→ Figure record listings
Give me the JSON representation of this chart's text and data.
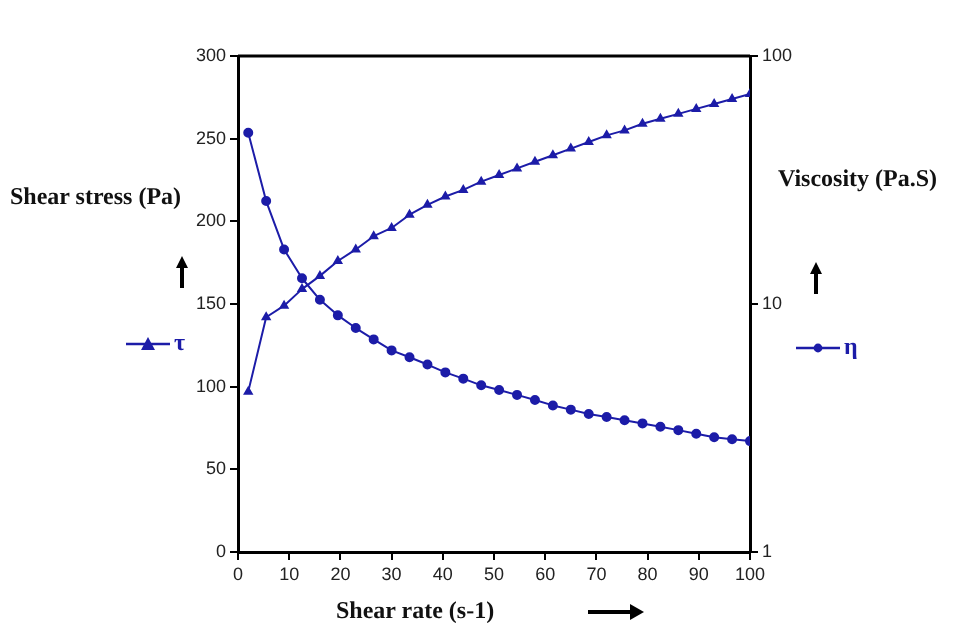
{
  "chart_data": {
    "type": "line",
    "xlabel": "Shear rate  (s-1)",
    "ylabel": "Shear stress (Pa)",
    "y2label": "Viscosity (Pa.S)",
    "x": [
      2,
      5.5,
      9,
      12.5,
      16,
      19.5,
      23,
      26.5,
      30,
      33.5,
      37,
      40.5,
      44,
      47.5,
      51,
      54.5,
      58,
      61.5,
      65,
      68.5,
      72,
      75.5,
      79,
      82.5,
      86,
      89.5,
      93,
      96.5,
      100
    ],
    "series": [
      {
        "name": "τ",
        "color": "#1c1ca8",
        "marker": "triangle",
        "values": [
          97,
          142,
          149,
          159,
          167,
          176,
          183,
          191,
          196,
          204,
          210,
          215,
          219,
          224,
          228,
          232,
          236,
          240,
          244,
          248,
          252,
          255,
          259,
          262,
          265,
          268,
          271,
          274,
          277
        ]
      },
      {
        "name": "η",
        "color": "#1c1ca8",
        "marker": "circle",
        "axis": "y2",
        "values": [
          49,
          26,
          16.6,
          12.7,
          10.4,
          9.0,
          8.0,
          7.2,
          6.5,
          6.1,
          5.7,
          5.3,
          5.0,
          4.7,
          4.5,
          4.3,
          4.1,
          3.9,
          3.75,
          3.6,
          3.5,
          3.4,
          3.3,
          3.2,
          3.1,
          3.0,
          2.9,
          2.85,
          2.8
        ]
      }
    ],
    "xlim": [
      0,
      100
    ],
    "xticks": [
      0,
      10,
      20,
      30,
      40,
      50,
      60,
      70,
      80,
      90,
      100
    ],
    "ylim": [
      0,
      300
    ],
    "yticks": [
      0,
      50,
      100,
      150,
      200,
      250,
      300
    ],
    "y2lim": [
      1,
      100
    ],
    "y2ticks": [
      1,
      10,
      100
    ],
    "log": "y2",
    "grid": false,
    "legend": "left"
  }
}
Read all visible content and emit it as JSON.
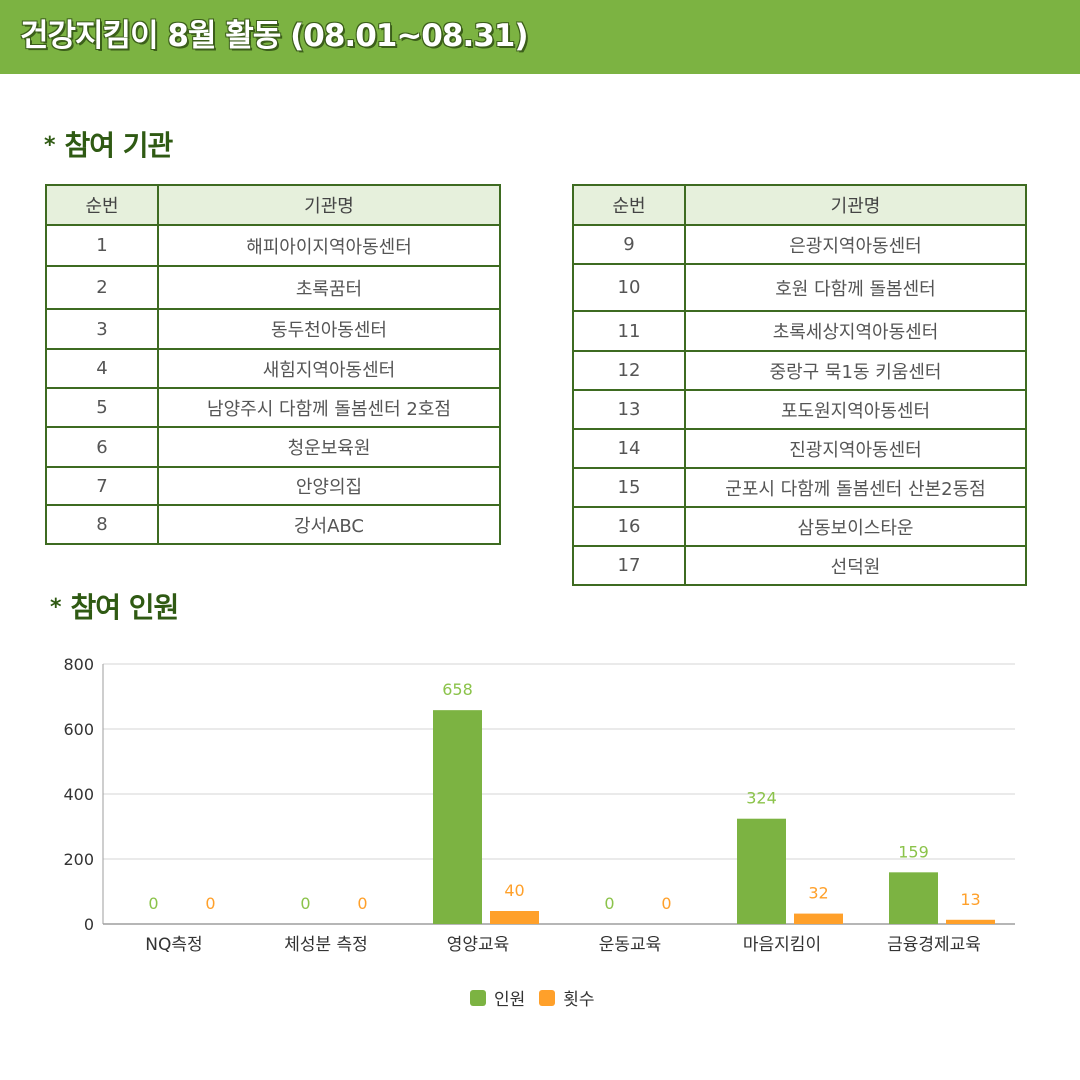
{
  "header": {
    "title": "건강지킴이 8월 활동 (08.01~08.31)"
  },
  "sections": {
    "orgs_title": "참여 기관",
    "people_title": "참여 인원",
    "bullet": "*"
  },
  "tables": {
    "left": {
      "headers": [
        "순번",
        "기관명"
      ],
      "rows": [
        [
          "1",
          "해피아이지역아동센터"
        ],
        [
          "2",
          "초록꿈터"
        ],
        [
          "3",
          "동두천아동센터"
        ],
        [
          "4",
          "새힘지역아동센터"
        ],
        [
          "5",
          "남양주시 다함께 돌봄센터 2호점"
        ],
        [
          "6",
          "청운보육원"
        ],
        [
          "7",
          "안양의집"
        ],
        [
          "8",
          "강서ABC"
        ]
      ]
    },
    "right": {
      "headers": [
        "순번",
        "기관명"
      ],
      "rows": [
        [
          "9",
          "은광지역아동센터"
        ],
        [
          "10",
          "호원 다함께 돌봄센터"
        ],
        [
          "11",
          "초록세상지역아동센터"
        ],
        [
          "12",
          "중랑구 묵1동 키움센터"
        ],
        [
          "13",
          "포도원지역아동센터"
        ],
        [
          "14",
          "진광지역아동센터"
        ],
        [
          "15",
          "군포시 다함께 돌봄센터 산본2동점"
        ],
        [
          "16",
          "삼동보이스타운"
        ],
        [
          "17",
          "선덕원"
        ]
      ]
    }
  },
  "chart_data": {
    "type": "bar",
    "categories": [
      "NQ측정",
      "체성분 측정",
      "영양교육",
      "운동교육",
      "마음지킴이",
      "금융경제교육"
    ],
    "series": [
      {
        "name": "인원",
        "values": [
          0,
          0,
          658,
          0,
          324,
          159
        ],
        "color": "#7cb342"
      },
      {
        "name": "횟수",
        "values": [
          0,
          0,
          40,
          0,
          32,
          13
        ],
        "color": "#ffa02a"
      }
    ],
    "ylim": [
      0,
      800
    ],
    "yticks": [
      0,
      200,
      400,
      600,
      800
    ],
    "grid": true,
    "legend": "bottom-center"
  }
}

→ Exercise
Using the entries above, find all lines with "JSON". Copy them.

→ Complete answer
Give me the JSON representation of this chart's text and data.
Read all visible content and emit it as JSON.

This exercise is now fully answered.